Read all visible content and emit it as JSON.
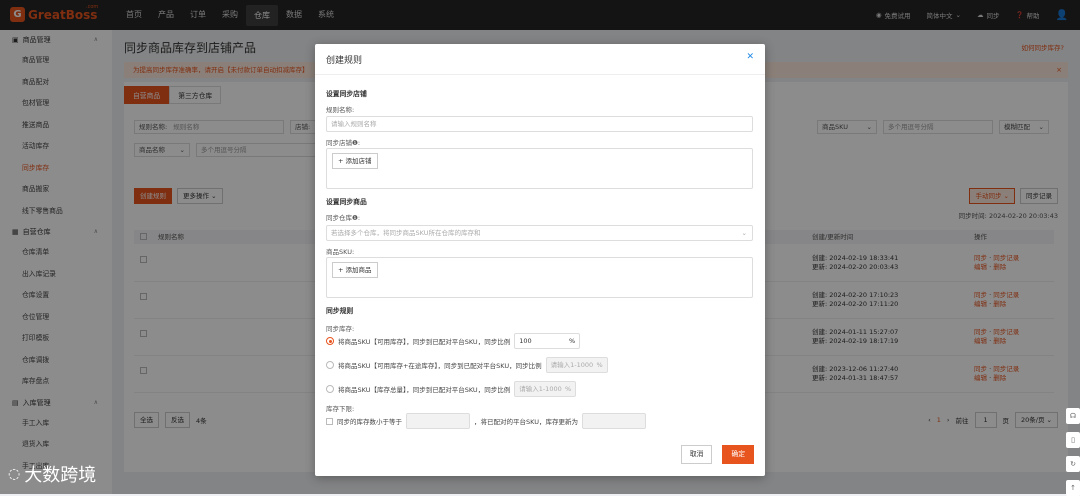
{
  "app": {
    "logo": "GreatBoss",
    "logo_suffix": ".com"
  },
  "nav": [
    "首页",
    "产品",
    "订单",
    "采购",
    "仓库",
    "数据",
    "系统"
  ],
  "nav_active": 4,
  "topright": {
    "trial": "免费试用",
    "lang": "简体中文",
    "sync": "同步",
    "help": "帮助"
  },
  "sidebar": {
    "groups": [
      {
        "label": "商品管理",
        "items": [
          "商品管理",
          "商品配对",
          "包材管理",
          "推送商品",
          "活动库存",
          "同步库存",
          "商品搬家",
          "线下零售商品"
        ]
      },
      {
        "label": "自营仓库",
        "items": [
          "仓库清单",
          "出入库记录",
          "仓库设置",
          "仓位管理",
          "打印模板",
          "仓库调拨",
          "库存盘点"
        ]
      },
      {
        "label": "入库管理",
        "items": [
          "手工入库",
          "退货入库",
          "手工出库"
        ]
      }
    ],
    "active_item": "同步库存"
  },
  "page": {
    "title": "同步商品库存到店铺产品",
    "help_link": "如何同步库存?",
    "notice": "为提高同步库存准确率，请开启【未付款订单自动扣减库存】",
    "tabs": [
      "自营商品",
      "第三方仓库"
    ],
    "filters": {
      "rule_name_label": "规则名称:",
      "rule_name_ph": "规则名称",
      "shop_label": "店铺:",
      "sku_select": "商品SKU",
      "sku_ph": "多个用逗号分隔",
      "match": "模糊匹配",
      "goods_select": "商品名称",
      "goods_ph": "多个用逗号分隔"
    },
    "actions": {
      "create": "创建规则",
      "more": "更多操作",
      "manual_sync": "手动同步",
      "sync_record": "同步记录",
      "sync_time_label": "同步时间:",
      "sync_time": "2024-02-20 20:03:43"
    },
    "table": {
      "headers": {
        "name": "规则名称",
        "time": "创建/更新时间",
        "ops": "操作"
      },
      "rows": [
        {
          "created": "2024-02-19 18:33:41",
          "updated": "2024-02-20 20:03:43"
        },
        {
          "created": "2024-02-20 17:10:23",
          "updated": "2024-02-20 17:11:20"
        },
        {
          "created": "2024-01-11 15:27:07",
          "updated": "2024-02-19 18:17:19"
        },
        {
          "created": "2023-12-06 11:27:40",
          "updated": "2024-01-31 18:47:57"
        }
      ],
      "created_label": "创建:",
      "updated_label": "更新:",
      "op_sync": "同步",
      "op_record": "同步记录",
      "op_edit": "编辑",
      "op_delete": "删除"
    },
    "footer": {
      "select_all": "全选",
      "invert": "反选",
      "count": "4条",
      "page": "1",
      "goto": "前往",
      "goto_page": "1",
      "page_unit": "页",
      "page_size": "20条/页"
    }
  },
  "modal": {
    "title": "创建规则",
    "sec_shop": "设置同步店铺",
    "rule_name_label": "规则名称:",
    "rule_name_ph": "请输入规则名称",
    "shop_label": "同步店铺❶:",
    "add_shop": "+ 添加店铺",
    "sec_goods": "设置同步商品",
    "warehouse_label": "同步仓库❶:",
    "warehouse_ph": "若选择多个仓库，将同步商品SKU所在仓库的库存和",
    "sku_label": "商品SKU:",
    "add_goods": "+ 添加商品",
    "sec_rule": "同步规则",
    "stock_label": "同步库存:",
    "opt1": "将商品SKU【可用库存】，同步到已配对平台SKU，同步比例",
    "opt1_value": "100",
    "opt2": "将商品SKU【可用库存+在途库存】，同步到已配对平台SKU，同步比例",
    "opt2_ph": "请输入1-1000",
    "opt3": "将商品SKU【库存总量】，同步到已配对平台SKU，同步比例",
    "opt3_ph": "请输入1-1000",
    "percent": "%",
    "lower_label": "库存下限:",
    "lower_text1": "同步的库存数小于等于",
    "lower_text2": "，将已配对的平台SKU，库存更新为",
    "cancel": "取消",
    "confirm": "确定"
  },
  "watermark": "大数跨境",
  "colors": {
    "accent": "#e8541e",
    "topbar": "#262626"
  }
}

## TASK DETAILS:
Go through the data above and find the lines with the word "同步比例". Copy each of those lines.

## ANSWER FOR THE TASK:
    "opt1": "将商品SKU【可用库存】，同步到已配对平台SKU，同步比例",
    "opt2": "将商品SKU【可用库存+在途库存】，同步到已配对平台SKU，同步比例",
    "opt3": "将商品SKU【库存总量】，同步到已配对平台SKU，同步比例",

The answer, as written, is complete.